Turkey's self-destructive obsession with denying the Armenian genocide seems to have no limits. The Turks pulled out of a NATO exercise this week because the Canadian prime minister used the term "genocide" in reference to the mass killings of Armenians in Turkey during and after World War I. Before that, the Turkish ambassador to France was temporarily recalled to protest a French bill that would make it illegal to deny that the Armenian genocide occurred. And before that, a leading Turkish novelist, Orhan Pamuk, was charged with "insulting Turkish identity" for referring to the genocide (the charges were dropped after an international outcry).
Turkey's stance is hard to fathom. Each time the Turks lash out, new questions arise about Turkey's claim to a place in the European Union, and the Armenian diaspora becomes even more adamant in demanding a public reckoning over what happened.

Granted, genocide is a difficult crime for any nation to acknowledge. But it is absurd to treat any reference to the issue within Turkey as a crime and to scream "lie!" every time someone mentions genocide. By the same token, we do not see the point of the French law to ban genocide denial. Historical truths must be established through dispassionate research and debate, not legislation, even if some of those who question the evidence do so for insidious motives.

→ **Given problem**:
Check these statements against the editorial on Turkey above and answer yes or no for each, quoting the words from it that decide the answer.
1. Turkey left a NATO exercise because of something the Canadian prime minister said.
2. The charges against Orhan Pamuk were upheld.
3. The writers support the French law to ban genocide denial.

→ **Data provided**:
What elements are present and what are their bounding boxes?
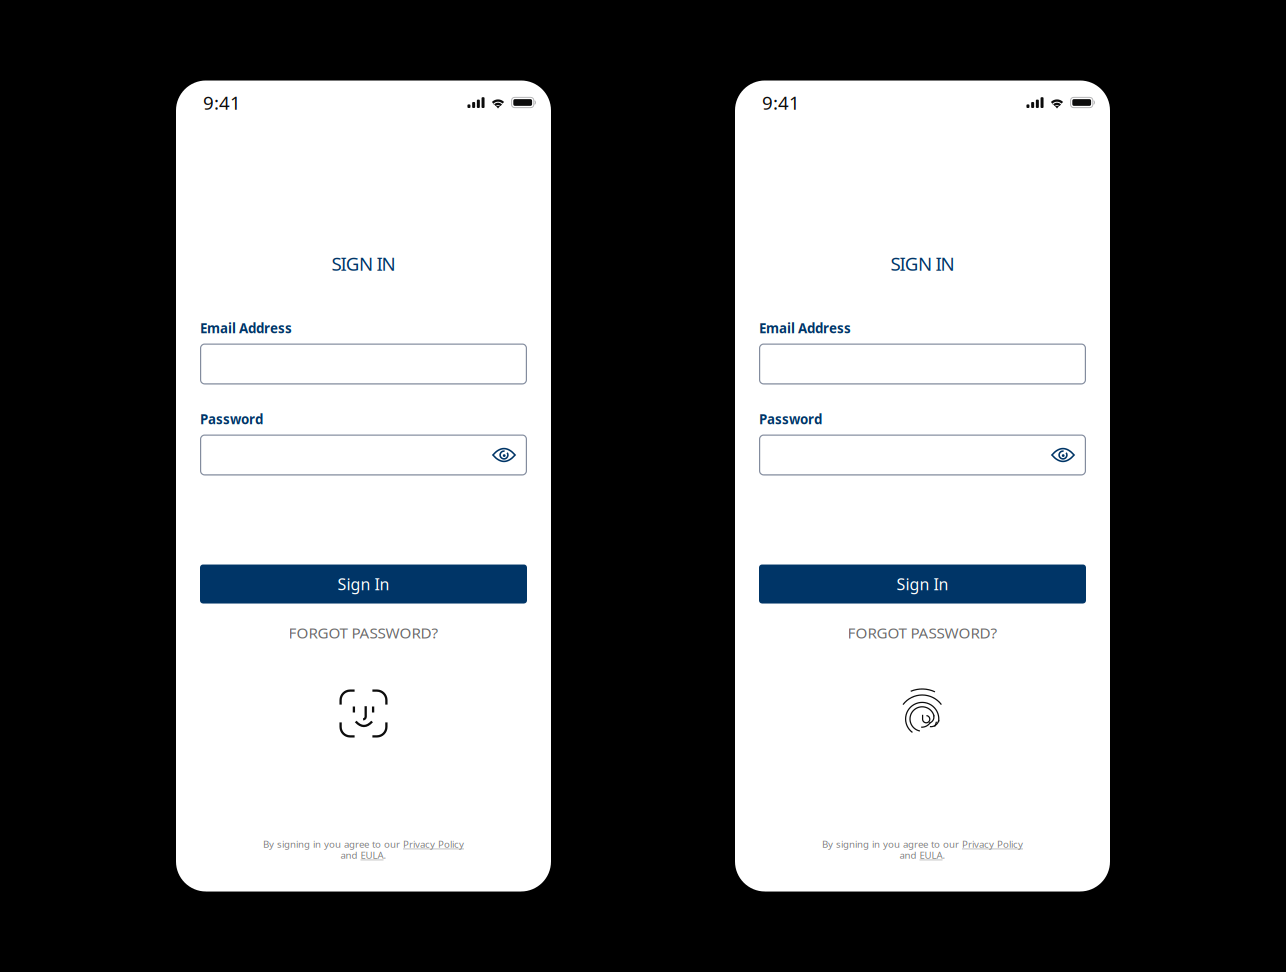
button[interactable]: Privacy Policy [403,838,464,850]
button[interactable]: EULA [920,849,942,861]
staticText: Email Address [759,319,851,337]
staticText: EULA [920,849,942,861]
button[interactable]: Show password [492,435,527,475]
staticText: Sign In [896,573,948,595]
button[interactable]: FORGOT PASSWORD? [848,626,998,638]
button[interactable]: FORGOT PASSWORD? [288,626,438,638]
button[interactable]: Sign In [200,564,527,604]
staticText: By signing in you agree to our [822,838,962,850]
staticText: FORGOT PASSWORD? [288,622,438,643]
staticText: Privacy Policy [403,838,464,850]
staticText: 9:41 [762,90,800,115]
button[interactable]: Show password [1051,435,1086,475]
button[interactable]: EULA [360,849,384,861]
staticText: . [384,849,386,861]
staticText: SIGN IN [890,251,955,276]
button[interactable]: Sign In [759,564,1086,604]
staticText: Email Address [200,319,292,337]
staticText: By signing in you agree to our [263,838,403,850]
staticText: . [942,849,946,861]
button[interactable]: Password [200,436,492,474]
button[interactable]: Sign in with Face ID [340,690,388,738]
button[interactable]: Privacy Policy [962,838,1023,850]
button[interactable]: Sign in with Touch ID [904,690,941,740]
staticText: and [340,849,360,861]
staticText: SIGN IN [331,251,396,276]
button[interactable]: Email Address [759,344,1086,384]
staticText: FORGOT PASSWORD? [848,622,998,643]
staticText: EULA [360,849,384,861]
staticText: 9:41 [203,90,241,115]
staticText: and [900,849,920,861]
staticText: Password [759,410,822,428]
staticText: Sign In [338,573,390,595]
staticText: Password [200,410,263,428]
staticText: Privacy Policy [962,838,1023,850]
button[interactable]: Email Address [200,344,527,384]
button[interactable]: Password [759,436,1051,474]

→ **Worked answer**:
1. Yes: "The Turks pulled out of a NATO exercise this week because the Canadian prime minister used the term "genocide""
2. No: "the charges were dropped after an international outcry"
3. No: "we do not see the point of the French law to ban genocide denial"